GIVEN RECORDS

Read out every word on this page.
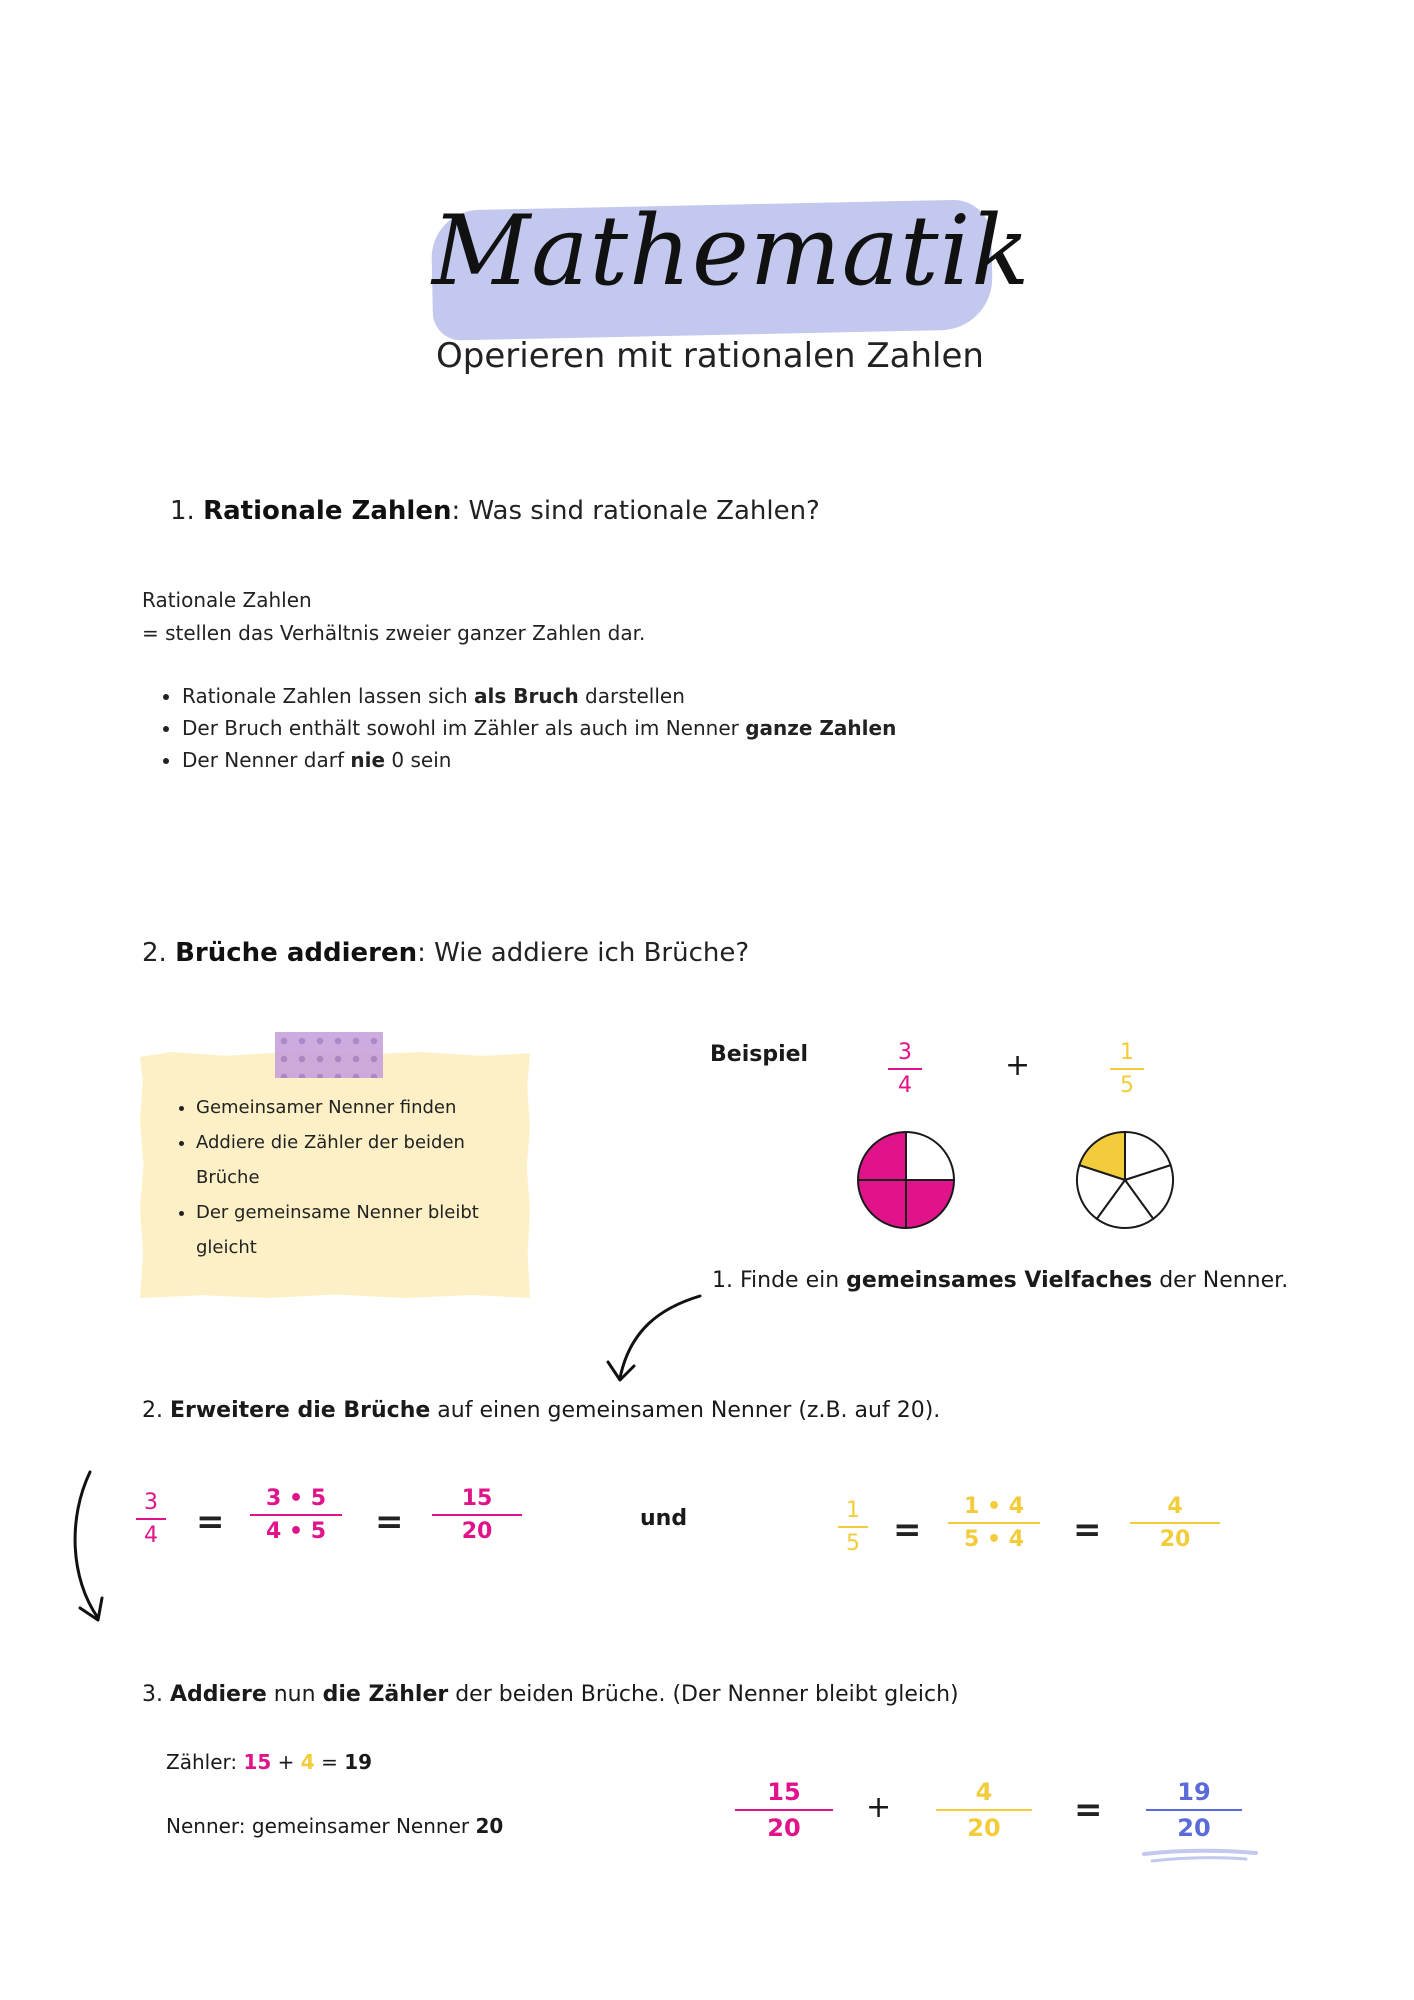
Mathematik
Operieren mit rationalen Zahlen
1. Rationale Zahlen: Was sind rationale Zahlen?
Rationale Zahlen
= stellen das Verhältnis zweier ganzer Zahlen dar.
• Rationale Zahlen lassen sich als Bruch darstellen
• Der Bruch enthält sowohl im Zähler als auch im Nenner ganze Zahlen
• Der Nenner darf nie 0 sein
2. Brüche addieren: Wie addiere ich Brüche?
• Gemeinsamer Nenner finden
• Addiere die Zähler der beiden Brüche
• Der gemeinsame Nenner bleibt gleicht
Beispiel	3
4
+	1
5
1. Finde ein gemeinsames Vielfaches der Nenner.
2. Erweitere die Brüche auf einen gemeinsamen Nenner (z.B. auf 20).
3
4 =
3 • 5
4 • 5	=
15
20
und	1
5 =
1 • 4
5 • 4	=
4
20
3. Addiere nun die Zähler der beiden Brüche. (Der Nenner bleibt gleich)
Zähler: 15 + 4 = 19
Nenner: gemeinsamer Nenner 20
15
20
+	4
20	=	19
20
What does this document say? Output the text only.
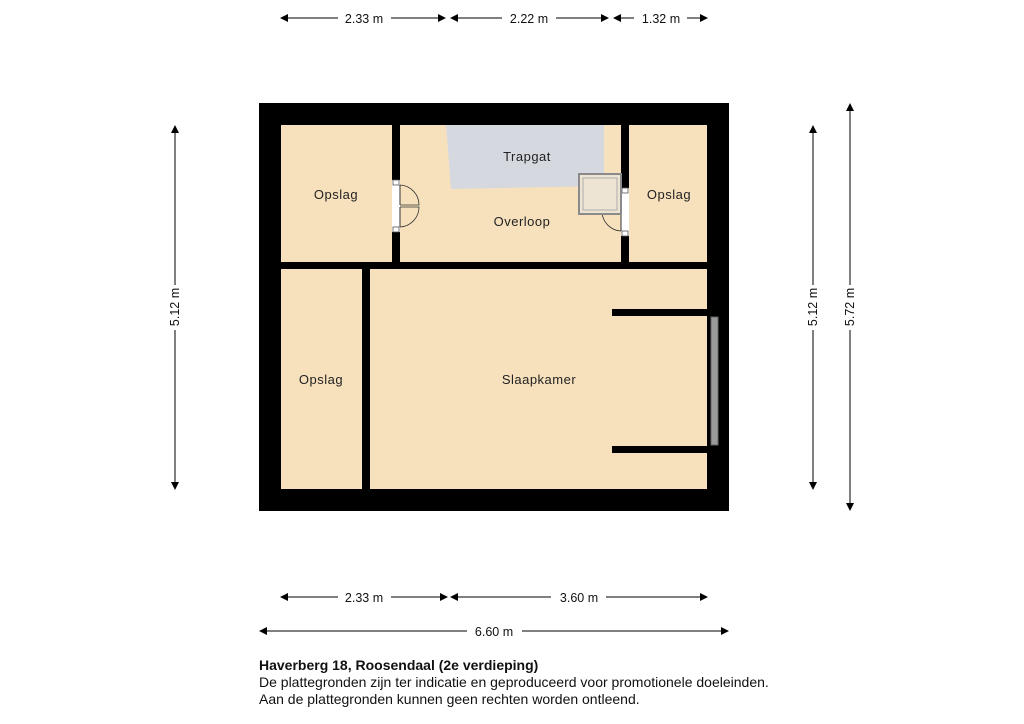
Opslag
Trapgat
Overloop
Opslag
Opslag	Slaapkamer
2.33 m	2.22 m	1.32 m
5.12 m	5.12 m 5.72 m
2.33 m	3.60 m
6.60 m
Haverberg 18, Roosendaal (2e verdieping)
De plattegronden zijn ter indicatie en geproduceerd voor promotionele doeleinden.
Aan de plattegronden kunnen geen rechten worden ontleend.
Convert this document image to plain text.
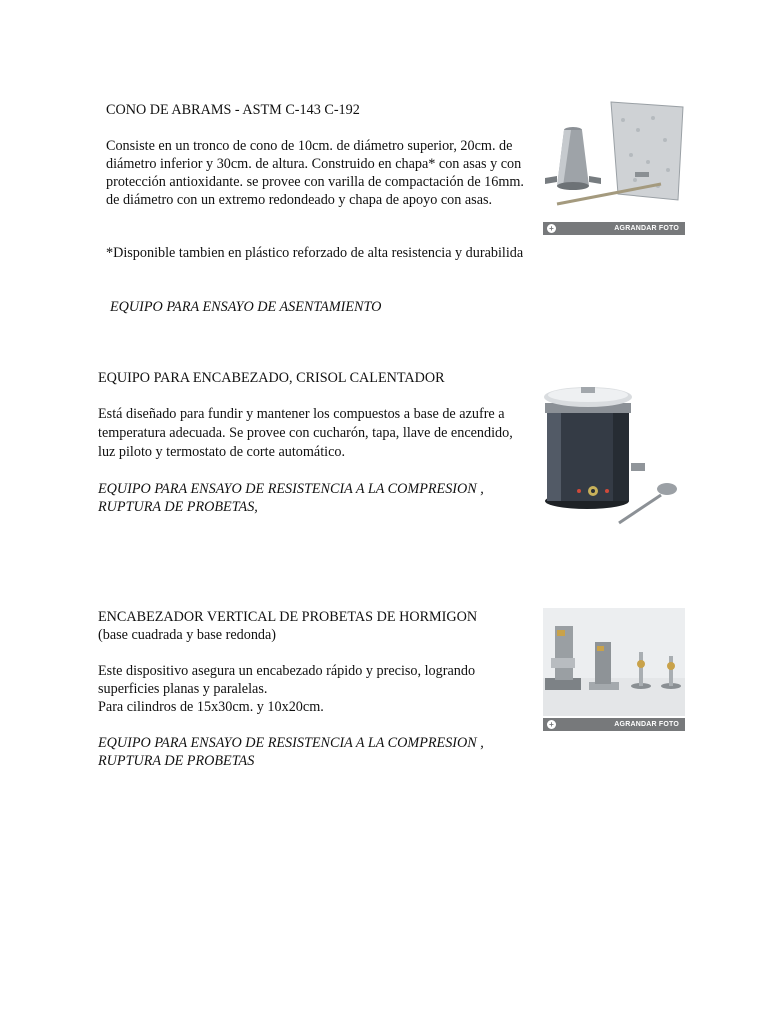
CONO DE ABRAMS - ASTM C-143 C-192

Consiste en un tronco de cono de 10cm. de diámetro superior, 20cm. de diámetro inferior y 30cm. de altura. Construido en chapa* con asas y con protección antioxidante. se provee con varilla de compactación de 16mm. de diámetro con un extremo redondeado y chapa de apoyo con asas.

*Disponible tambien en plástico reforzado de alta resistencia y durabilida

EQUIPO PARA ENSAYO DE ASENTAMIENTO
+	AGRANDAR FOTO
EQUIPO PARA ENCABEZADO, CRISOL CALENTADOR

Está diseñado para fundir y mantener los compuestos a base de azufre a temperatura adecuada. Se provee con cucharón, tapa, llave de encendido, luz piloto y termostato de corte automático.

EQUIPO PARA ENSAYO DE RESISTENCIA A LA COMPRESION , RUPTURA DE PROBETAS,

ENCABEZADOR VERTICAL DE PROBETAS DE HORMIGON
(base cuadrada y base redonda)

Este dispositivo asegura un encabezado rápido y preciso, logrando superficies planas y paralelas.

Para cilindros de 15x30cm. y 10x20cm.

EQUIPO PARA ENSAYO DE RESISTENCIA A LA COMPRESION , RUPTURA DE PROBETAS

+	AGRANDAR FOTO
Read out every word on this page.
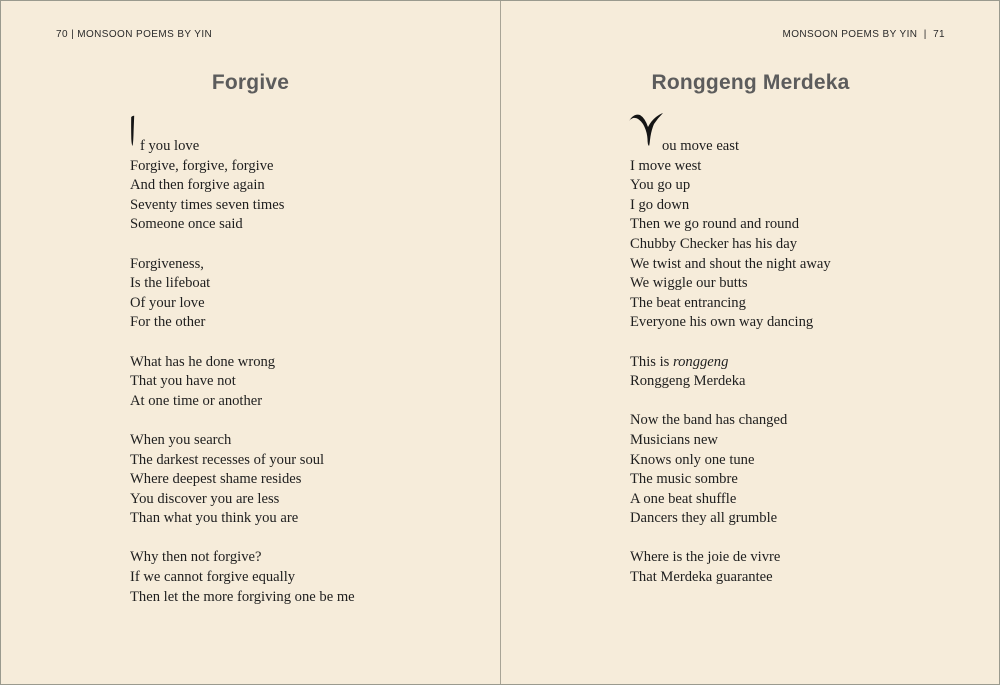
70 | MONSOON POEMS BY YIN
Forgive
f you love
Forgive, forgive, forgive
And then forgive again
Seventy times seven times
Someone once said
Forgiveness,
Is the lifeboat
Of your love
For the other
What has he done wrong
That you have not
At one time or another
When you search
The darkest recesses of your soul
Where deepest shame resides
You discover you are less
Than what you think you are
Why then not forgive?
If we cannot forgive equally
Then let the more forgiving one be me
MONSOON POEMS BY YIN  |  71
Ronggeng Merdeka
ou move east
I move west
You go up
I go down
Then we go round and round
Chubby Checker has his day
We twist and shout the night away
We wiggle our butts
The beat entrancing
Everyone his own way dancing
This is ronggeng
Ronggeng Merdeka
Now the band has changed
Musicians new
Knows only one tune
The music sombre
A one beat shuffle
Dancers they all grumble
Where is the joie de vivre
That Merdeka guarantee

INSTRUCTIONS TO FOLLOW
Filter the records above and return every line that holds the word "bleibt".

FINISHED ANSWER
• Der gemeinsame Nenner bleibt gleicht
3. Addiere nun die Zähler der beiden Brüche. (Der Nenner bleibt gleich)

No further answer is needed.